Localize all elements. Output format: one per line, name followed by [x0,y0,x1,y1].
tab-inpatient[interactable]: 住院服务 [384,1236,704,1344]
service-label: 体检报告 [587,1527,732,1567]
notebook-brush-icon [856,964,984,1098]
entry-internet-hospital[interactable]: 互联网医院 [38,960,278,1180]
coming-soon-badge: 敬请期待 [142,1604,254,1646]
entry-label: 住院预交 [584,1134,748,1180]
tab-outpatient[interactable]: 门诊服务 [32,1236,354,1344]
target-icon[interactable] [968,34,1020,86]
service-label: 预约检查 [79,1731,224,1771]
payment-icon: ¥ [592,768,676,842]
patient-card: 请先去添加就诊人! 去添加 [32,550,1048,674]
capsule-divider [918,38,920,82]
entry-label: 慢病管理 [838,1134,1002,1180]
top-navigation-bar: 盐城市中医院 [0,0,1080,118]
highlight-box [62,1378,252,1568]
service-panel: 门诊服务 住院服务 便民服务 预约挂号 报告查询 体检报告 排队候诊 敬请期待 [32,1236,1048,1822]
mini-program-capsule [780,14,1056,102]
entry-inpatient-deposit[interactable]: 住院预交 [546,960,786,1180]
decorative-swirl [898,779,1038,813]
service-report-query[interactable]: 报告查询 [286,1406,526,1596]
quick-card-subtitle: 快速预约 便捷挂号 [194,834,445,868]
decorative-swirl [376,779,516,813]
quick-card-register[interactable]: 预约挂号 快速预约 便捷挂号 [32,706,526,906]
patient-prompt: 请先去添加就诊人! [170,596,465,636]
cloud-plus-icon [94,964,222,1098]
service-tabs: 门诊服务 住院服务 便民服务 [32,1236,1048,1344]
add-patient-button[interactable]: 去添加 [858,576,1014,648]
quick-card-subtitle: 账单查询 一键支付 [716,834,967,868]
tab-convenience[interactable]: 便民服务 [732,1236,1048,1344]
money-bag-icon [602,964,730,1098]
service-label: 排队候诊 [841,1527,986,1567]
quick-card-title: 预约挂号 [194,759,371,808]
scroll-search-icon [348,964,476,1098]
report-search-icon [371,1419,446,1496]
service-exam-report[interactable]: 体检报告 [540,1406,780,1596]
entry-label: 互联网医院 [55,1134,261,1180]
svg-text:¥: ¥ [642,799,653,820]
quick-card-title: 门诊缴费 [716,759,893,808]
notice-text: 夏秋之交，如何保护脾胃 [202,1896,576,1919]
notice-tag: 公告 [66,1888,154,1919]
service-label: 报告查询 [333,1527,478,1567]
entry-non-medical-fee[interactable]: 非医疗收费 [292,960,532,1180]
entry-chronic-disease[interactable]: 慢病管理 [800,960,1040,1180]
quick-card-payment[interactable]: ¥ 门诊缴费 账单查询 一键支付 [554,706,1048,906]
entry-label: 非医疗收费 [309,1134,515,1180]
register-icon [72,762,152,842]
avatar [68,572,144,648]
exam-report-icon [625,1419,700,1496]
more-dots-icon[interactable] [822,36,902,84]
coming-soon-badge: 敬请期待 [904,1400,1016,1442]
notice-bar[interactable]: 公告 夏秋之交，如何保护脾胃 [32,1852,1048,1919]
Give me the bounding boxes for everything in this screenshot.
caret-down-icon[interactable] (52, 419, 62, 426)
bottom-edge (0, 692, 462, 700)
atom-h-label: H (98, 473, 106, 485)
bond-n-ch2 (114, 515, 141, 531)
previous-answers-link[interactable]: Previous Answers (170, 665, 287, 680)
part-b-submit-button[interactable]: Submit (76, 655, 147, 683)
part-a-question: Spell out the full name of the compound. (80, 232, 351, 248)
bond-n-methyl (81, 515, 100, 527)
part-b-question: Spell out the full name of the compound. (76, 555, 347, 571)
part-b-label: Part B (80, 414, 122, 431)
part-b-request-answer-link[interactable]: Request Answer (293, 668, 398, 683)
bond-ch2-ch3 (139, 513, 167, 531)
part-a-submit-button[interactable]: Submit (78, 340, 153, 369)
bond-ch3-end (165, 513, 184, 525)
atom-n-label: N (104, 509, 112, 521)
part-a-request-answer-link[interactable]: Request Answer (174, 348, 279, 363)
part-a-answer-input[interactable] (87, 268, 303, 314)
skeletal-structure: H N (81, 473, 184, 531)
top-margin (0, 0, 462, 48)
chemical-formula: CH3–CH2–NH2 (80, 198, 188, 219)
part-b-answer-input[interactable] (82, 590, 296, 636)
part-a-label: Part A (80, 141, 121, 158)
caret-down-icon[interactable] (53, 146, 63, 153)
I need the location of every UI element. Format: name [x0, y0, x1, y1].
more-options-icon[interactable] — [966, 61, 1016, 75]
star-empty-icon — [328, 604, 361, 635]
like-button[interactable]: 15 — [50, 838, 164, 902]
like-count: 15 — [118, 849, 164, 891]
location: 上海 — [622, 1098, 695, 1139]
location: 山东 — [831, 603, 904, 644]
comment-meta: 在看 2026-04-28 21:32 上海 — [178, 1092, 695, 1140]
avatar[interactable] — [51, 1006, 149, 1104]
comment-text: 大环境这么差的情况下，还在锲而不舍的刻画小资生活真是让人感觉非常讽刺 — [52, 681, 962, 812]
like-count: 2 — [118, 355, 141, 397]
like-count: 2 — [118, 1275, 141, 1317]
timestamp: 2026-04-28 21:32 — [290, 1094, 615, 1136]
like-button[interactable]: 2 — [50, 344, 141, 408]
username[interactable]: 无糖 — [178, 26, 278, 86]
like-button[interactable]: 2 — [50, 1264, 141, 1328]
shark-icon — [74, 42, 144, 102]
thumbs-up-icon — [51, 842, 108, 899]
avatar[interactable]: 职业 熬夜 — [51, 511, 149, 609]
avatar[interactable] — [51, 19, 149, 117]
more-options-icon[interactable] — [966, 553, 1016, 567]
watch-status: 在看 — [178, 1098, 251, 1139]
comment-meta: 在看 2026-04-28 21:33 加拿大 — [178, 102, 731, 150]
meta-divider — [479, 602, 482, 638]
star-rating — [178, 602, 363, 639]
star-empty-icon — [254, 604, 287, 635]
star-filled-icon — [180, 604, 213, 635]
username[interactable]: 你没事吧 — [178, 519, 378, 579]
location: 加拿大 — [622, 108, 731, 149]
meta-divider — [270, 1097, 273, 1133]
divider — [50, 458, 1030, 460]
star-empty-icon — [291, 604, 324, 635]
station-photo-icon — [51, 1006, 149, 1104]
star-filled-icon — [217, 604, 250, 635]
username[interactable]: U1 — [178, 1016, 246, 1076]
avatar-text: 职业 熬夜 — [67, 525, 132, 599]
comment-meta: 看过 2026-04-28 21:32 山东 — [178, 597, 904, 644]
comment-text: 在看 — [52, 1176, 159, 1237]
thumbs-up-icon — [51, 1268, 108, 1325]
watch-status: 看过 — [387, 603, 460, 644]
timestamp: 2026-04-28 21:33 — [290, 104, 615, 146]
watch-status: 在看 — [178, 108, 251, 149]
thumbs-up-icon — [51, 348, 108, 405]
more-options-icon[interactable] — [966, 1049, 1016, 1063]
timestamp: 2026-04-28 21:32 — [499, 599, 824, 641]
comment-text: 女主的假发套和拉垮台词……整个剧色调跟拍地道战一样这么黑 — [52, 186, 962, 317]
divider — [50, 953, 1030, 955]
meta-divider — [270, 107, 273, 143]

· · ·

__Exercise prompt__:
Copy every line of the data above word for word, changing nothing.

__Response__:
Localize all elements. Output format: one per line, name followed by [x0,y0,x1,y1].
tab-inpatient[interactable]: 住院服务 [384,1236,704,1344]
service-label: 体检报告 [587,1527,732,1567]
notebook-brush-icon [856,964,984,1098]
entry-internet-hospital[interactable]: 互联网医院 [38,960,278,1180]
coming-soon-badge: 敬请期待 [142,1604,254,1646]
entry-label: 住院预交 [584,1134,748,1180]
tab-outpatient[interactable]: 门诊服务 [32,1236,354,1344]
target-icon[interactable] [968,34,1020,86]
service-label: 预约检查 [79,1731,224,1771]
payment-icon: ¥ [592,768,676,842]
patient-card: 请先去添加就诊人! 去添加 [32,550,1048,674]
capsule-divider [918,38,920,82]
entry-label: 慢病管理 [838,1134,1002,1180]
top-navigation-bar: 盐城市中医院 [0,0,1080,118]
highlight-box [62,1378,252,1568]
service-panel: 门诊服务 住院服务 便民服务 预约挂号 报告查询 体检报告 排队候诊 敬请期待 [32,1236,1048,1822]
mini-program-capsule [780,14,1056,102]
entry-inpatient-deposit[interactable]: 住院预交 [546,960,786,1180]
decorative-swirl [898,779,1038,813]
service-report-query[interactable]: 报告查询 [286,1406,526,1596]
quick-card-subtitle: 快速预约 便捷挂号 [194,834,445,868]
decorative-swirl [376,779,516,813]
quick-card-register[interactable]: 预约挂号 快速预约 便捷挂号 [32,706,526,906]
patient-prompt: 请先去添加就诊人! [170,596,465,636]
cloud-plus-icon [94,964,222,1098]
service-tabs: 门诊服务 住院服务 便民服务 [32,1236,1048,1344]
add-patient-button[interactable]: 去添加 [858,576,1014,648]
quick-card-subtitle: 账单查询 一键支付 [716,834,967,868]
tab-convenience[interactable]: 便民服务 [732,1236,1048,1344]
money-bag-icon [602,964,730,1098]
service-label: 排队候诊 [841,1527,986,1567]
quick-card-title: 预约挂号 [194,759,371,808]
scroll-search-icon [348,964,476,1098]
report-search-icon [371,1419,446,1496]
service-exam-report[interactable]: 体检报告 [540,1406,780,1596]
entry-label: 互联网医院 [55,1134,261,1180]
svg-text:¥: ¥ [642,799,653,820]
quick-card-title: 门诊缴费 [716,759,893,808]
notice-text: 夏秋之交，如何保护脾胃 [202,1896,576,1919]
notice-tag: 公告 [66,1888,154,1919]
service-label: 报告查询 [333,1527,478,1567]
entry-non-medical-fee[interactable]: 非医疗收费 [292,960,532,1180]
entry-chronic-disease[interactable]: 慢病管理 [800,960,1040,1180]
quick-card-payment[interactable]: ¥ 门诊缴费 账单查询 一键支付 [554,706,1048,906]
entry-label: 非医疗收费 [309,1134,515,1180]
register-icon [72,762,152,842]
avatar [68,572,144,648]
exam-report-icon [625,1419,700,1496]
more-dots-icon[interactable] [822,36,902,84]
coming-soon-badge: 敬请期待 [904,1400,1016,1442]
notice-bar[interactable]: 公告 夏秋之交，如何保护脾胃 [32,1852,1048,1919]
Give me the bounding boxes for everything in this screenshot.
caret-down-icon[interactable] (52, 419, 62, 426)
bottom-edge (0, 692, 462, 700)
atom-h-label: H (98, 473, 106, 485)
bond-n-ch2 (114, 515, 141, 531)
previous-answers-link[interactable]: Previous Answers (170, 665, 287, 680)
part-b-submit-button[interactable]: Submit (76, 655, 147, 683)
part-a-question: Spell out the full name of the compound. (80, 232, 351, 248)
bond-n-methyl (81, 515, 100, 527)
part-b-question: Spell out the full name of the compound. (76, 555, 347, 571)
part-b-label: Part B (80, 414, 122, 431)
part-b-request-answer-link[interactable]: Request Answer (293, 668, 398, 683)
bond-ch2-ch3 (139, 513, 167, 531)
part-a-submit-button[interactable]: Submit (78, 340, 153, 369)
bond-ch3-end (165, 513, 184, 525)
atom-n-label: N (104, 509, 112, 521)
part-a-request-answer-link[interactable]: Request Answer (174, 348, 279, 363)
part-a-answer-input[interactable] (87, 268, 303, 314)
skeletal-structure: H N (81, 473, 184, 531)
top-margin (0, 0, 462, 48)
chemical-formula: CH3–CH2–NH2 (80, 198, 188, 219)
part-b-answer-input[interactable] (82, 590, 296, 636)
part-a-label: Part A (80, 141, 121, 158)
caret-down-icon[interactable] (53, 146, 63, 153)
I need the location of every UI element. Format: name [x0, y0, x1, y1].
more-options-icon[interactable] — [966, 61, 1016, 75]
star-empty-icon — [328, 604, 361, 635]
like-button[interactable]: 15 — [50, 838, 164, 902]
like-count: 15 — [118, 849, 164, 891]
location: 上海 — [622, 1098, 695, 1139]
location: 山东 — [831, 603, 904, 644]
comment-meta: 在看 2026-04-28 21:32 上海 — [178, 1092, 695, 1140]
avatar[interactable] — [51, 1006, 149, 1104]
comment-text: 大环境这么差的情况下，还在锲而不舍的刻画小资生活真是让人感觉非常讽刺 — [52, 681, 962, 812]
like-count: 2 — [118, 355, 141, 397]
like-count: 2 — [118, 1275, 141, 1317]
timestamp: 2026-04-28 21:32 — [290, 1094, 615, 1136]
like-button[interactable]: 2 — [50, 344, 141, 408]
username[interactable]: 无糖 — [178, 26, 278, 86]
like-button[interactable]: 2 — [50, 1264, 141, 1328]
shark-icon — [74, 42, 144, 102]
thumbs-up-icon — [51, 842, 108, 899]
avatar[interactable]: 职业 熬夜 — [51, 511, 149, 609]
avatar[interactable] — [51, 19, 149, 117]
more-options-icon[interactable] — [966, 553, 1016, 567]
watch-status: 在看 — [178, 1098, 251, 1139]
comment-meta: 在看 2026-04-28 21:33 加拿大 — [178, 102, 731, 150]
meta-divider — [479, 602, 482, 638]
star-rating — [178, 602, 363, 639]
star-empty-icon — [254, 604, 287, 635]
star-filled-icon — [180, 604, 213, 635]
username[interactable]: 你没事吧 — [178, 519, 378, 579]
location: 加拿大 — [622, 108, 731, 149]
meta-divider — [270, 1097, 273, 1133]
divider — [50, 458, 1030, 460]
star-empty-icon — [291, 604, 324, 635]
station-photo-icon — [51, 1006, 149, 1104]
star-filled-icon — [217, 604, 250, 635]
username[interactable]: U1 — [178, 1016, 246, 1076]
avatar-text: 职业 熬夜 — [67, 525, 132, 599]
comment-meta: 看过 2026-04-28 21:32 山东 — [178, 597, 904, 644]
comment-text: 在看 — [52, 1176, 159, 1237]
thumbs-up-icon — [51, 1268, 108, 1325]
watch-status: 看过 — [387, 603, 460, 644]
timestamp: 2026-04-28 21:33 — [290, 104, 615, 146]
watch-status: 在看 — [178, 108, 251, 149]
thumbs-up-icon — [51, 348, 108, 405]
more-options-icon[interactable] — [966, 1049, 1016, 1063]
timestamp: 2026-04-28 21:32 — [499, 599, 824, 641]
comment-text: 女主的假发套和拉垮台词……整个剧色调跟拍地道战一样这么黑 — [52, 186, 962, 317]
divider — [50, 953, 1030, 955]
meta-divider — [270, 107, 273, 143]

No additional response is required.